--- WRITTEN EXERCISE ---
In your copy, leave out the pictures and repeat the entries below exactly.

* * * * *

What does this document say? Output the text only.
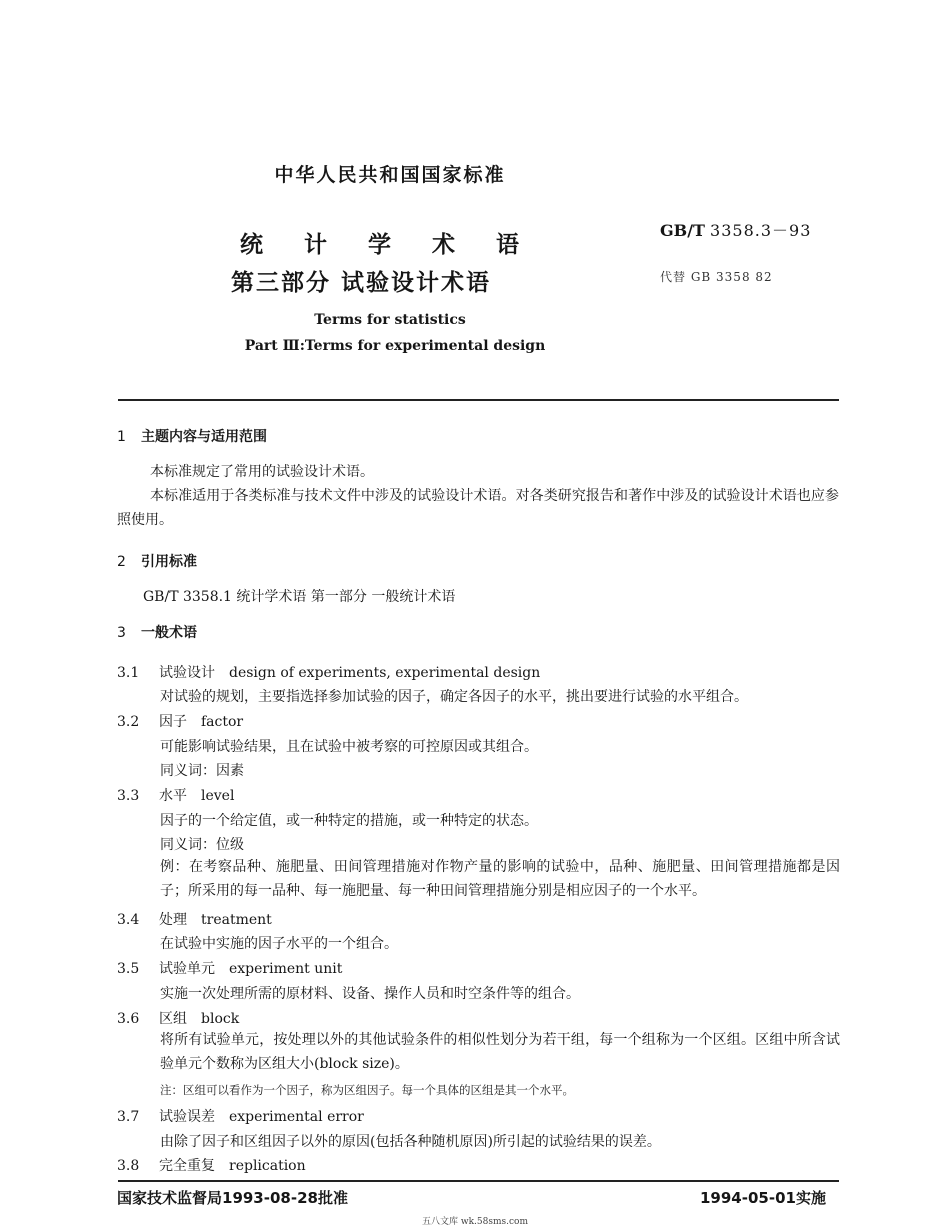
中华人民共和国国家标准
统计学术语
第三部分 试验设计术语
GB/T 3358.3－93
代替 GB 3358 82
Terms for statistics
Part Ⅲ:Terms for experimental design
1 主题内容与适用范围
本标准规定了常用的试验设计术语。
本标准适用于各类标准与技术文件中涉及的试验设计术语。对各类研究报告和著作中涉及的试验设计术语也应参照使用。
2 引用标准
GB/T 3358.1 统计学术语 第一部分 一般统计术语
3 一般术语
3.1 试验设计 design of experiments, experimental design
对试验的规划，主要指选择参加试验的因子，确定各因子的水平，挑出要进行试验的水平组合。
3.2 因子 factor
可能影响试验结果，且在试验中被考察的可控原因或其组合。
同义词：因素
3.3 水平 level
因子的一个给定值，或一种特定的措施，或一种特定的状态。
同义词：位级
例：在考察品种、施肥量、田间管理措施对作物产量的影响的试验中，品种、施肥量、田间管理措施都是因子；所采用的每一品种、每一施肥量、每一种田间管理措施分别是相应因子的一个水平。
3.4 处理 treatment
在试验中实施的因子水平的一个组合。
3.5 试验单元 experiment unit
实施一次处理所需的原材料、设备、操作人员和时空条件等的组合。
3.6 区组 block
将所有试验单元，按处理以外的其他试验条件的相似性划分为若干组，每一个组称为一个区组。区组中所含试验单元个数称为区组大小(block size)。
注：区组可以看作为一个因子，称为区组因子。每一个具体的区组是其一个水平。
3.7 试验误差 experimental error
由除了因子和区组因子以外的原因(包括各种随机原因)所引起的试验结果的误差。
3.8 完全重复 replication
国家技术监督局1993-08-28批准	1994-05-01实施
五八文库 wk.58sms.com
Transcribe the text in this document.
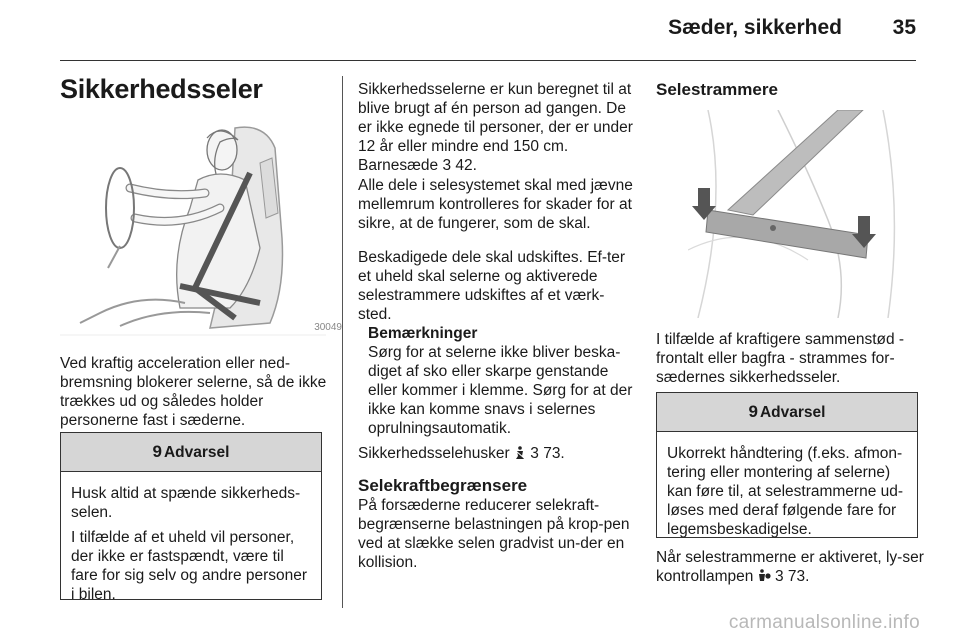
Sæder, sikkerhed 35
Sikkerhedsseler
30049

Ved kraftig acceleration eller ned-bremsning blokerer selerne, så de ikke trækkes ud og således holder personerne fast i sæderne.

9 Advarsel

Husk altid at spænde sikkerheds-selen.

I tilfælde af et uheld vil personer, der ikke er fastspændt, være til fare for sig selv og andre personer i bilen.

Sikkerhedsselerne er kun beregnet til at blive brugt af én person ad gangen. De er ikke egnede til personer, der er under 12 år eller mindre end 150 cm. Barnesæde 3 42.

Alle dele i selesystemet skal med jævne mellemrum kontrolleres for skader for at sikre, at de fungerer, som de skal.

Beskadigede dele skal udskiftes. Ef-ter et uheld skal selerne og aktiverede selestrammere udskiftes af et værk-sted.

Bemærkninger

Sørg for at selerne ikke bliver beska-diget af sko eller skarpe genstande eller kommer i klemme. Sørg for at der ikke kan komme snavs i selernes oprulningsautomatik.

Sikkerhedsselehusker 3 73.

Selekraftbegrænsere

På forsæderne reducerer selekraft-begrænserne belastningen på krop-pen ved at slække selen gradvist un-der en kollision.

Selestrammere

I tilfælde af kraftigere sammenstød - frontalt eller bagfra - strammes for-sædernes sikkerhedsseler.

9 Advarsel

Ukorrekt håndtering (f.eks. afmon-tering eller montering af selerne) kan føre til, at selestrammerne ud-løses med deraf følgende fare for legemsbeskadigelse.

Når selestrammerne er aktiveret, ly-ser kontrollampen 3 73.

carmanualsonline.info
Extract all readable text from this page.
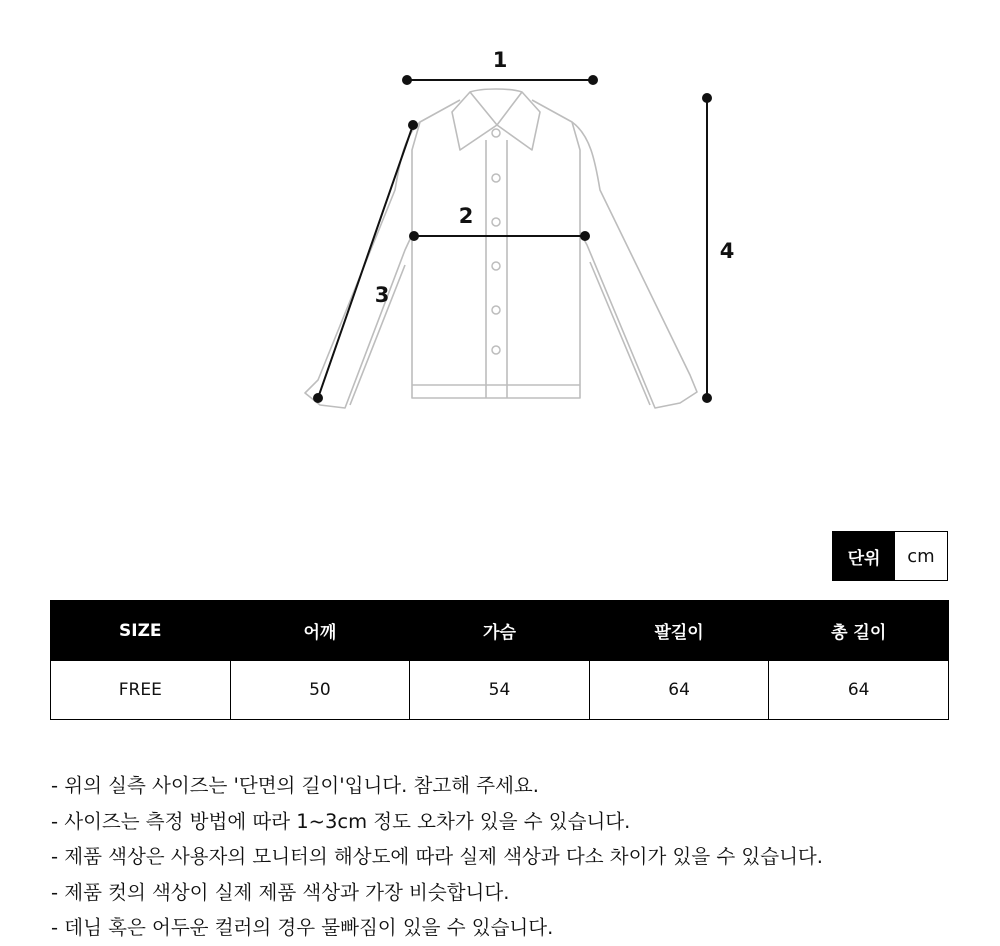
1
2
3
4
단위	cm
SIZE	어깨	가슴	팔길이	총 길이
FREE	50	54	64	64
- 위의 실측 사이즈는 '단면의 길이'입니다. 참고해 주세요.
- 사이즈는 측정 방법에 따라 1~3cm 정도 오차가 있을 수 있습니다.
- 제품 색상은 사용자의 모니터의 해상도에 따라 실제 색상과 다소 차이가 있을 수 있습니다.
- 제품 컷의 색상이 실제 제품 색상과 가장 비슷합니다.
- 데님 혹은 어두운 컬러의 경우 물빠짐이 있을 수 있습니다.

* * * * *

--- RESULT OF THE EXERCISE ---
What does this document say? Output the text only.
中华人民共和国国家标准
统计学术语
第三部分 试验设计术语
GB/T 3358.3－93
代替 GB 3358 82
Terms for statistics
Part Ⅲ:Terms for experimental design
1 主题内容与适用范围
本标准规定了常用的试验设计术语。
本标准适用于各类标准与技术文件中涉及的试验设计术语。对各类研究报告和著作中涉及的试验设计术语也应参照使用。
2 引用标准
GB/T 3358.1 统计学术语 第一部分 一般统计术语
3 一般术语
3.1 试验设计 design of experiments, experimental design
对试验的规划，主要指选择参加试验的因子，确定各因子的水平，挑出要进行试验的水平组合。
3.2 因子 factor
可能影响试验结果，且在试验中被考察的可控原因或其组合。
同义词：因素
3.3 水平 level
因子的一个给定值，或一种特定的措施，或一种特定的状态。
同义词：位级
例：在考察品种、施肥量、田间管理措施对作物产量的影响的试验中，品种、施肥量、田间管理措施都是因子；所采用的每一品种、每一施肥量、每一种田间管理措施分别是相应因子的一个水平。
3.4 处理 treatment
在试验中实施的因子水平的一个组合。
3.5 试验单元 experiment unit
实施一次处理所需的原材料、设备、操作人员和时空条件等的组合。
3.6 区组 block
将所有试验单元，按处理以外的其他试验条件的相似性划分为若干组，每一个组称为一个区组。区组中所含试验单元个数称为区组大小(block size)。
注：区组可以看作为一个因子，称为区组因子。每一个具体的区组是其一个水平。
3.7 试验误差 experimental error
由除了因子和区组因子以外的原因(包括各种随机原因)所引起的试验结果的误差。
3.8 完全重复 replication
国家技术监督局1993-08-28批准	1994-05-01实施
五八文库 wk.58sms.com
Transcribe the text in this document.
Sæder, sikkerhed 35
Sikkerhedsseler
30049

Ved kraftig acceleration eller ned-bremsning blokerer selerne, så de ikke trækkes ud og således holder personerne fast i sæderne.

9 Advarsel

Husk altid at spænde sikkerheds-selen.

I tilfælde af et uheld vil personer, der ikke er fastspændt, være til fare for sig selv og andre personer i bilen.

Sikkerhedsselerne er kun beregnet til at blive brugt af én person ad gangen. De er ikke egnede til personer, der er under 12 år eller mindre end 150 cm. Barnesæde 3 42.

Alle dele i selesystemet skal med jævne mellemrum kontrolleres for skader for at sikre, at de fungerer, som de skal.

Beskadigede dele skal udskiftes. Ef-ter et uheld skal selerne og aktiverede selestrammere udskiftes af et værk-sted.

Bemærkninger

Sørg for at selerne ikke bliver beska-diget af sko eller skarpe genstande eller kommer i klemme. Sørg for at der ikke kan komme snavs i selernes oprulningsautomatik.

Sikkerhedsselehusker 3 73.

Selekraftbegrænsere

På forsæderne reducerer selekraft-begrænserne belastningen på krop-pen ved at slække selen gradvist un-der en kollision.

Selestrammere

I tilfælde af kraftigere sammenstød - frontalt eller bagfra - strammes for-sædernes sikkerhedsseler.

9 Advarsel

Ukorrekt håndtering (f.eks. afmon-tering eller montering af selerne) kan føre til, at selestrammerne ud-løses med deraf følgende fare for legemsbeskadigelse.

Når selestrammerne er aktiveret, ly-ser kontrollampen 3 73.

carmanualsonline.info
Extract all readable text from this page.
1
2
3
4
단위	cm
SIZE	어깨	가슴	팔길이	총 길이
FREE	50	54	64	64
- 위의 실측 사이즈는 '단면의 길이'입니다. 참고해 주세요.
- 사이즈는 측정 방법에 따라 1~3cm 정도 오차가 있을 수 있습니다.
- 제품 색상은 사용자의 모니터의 해상도에 따라 실제 색상과 다소 차이가 있을 수 있습니다.
- 제품 컷의 색상이 실제 제품 색상과 가장 비슷합니다.
- 데님 혹은 어두운 컬러의 경우 물빠짐이 있을 수 있습니다.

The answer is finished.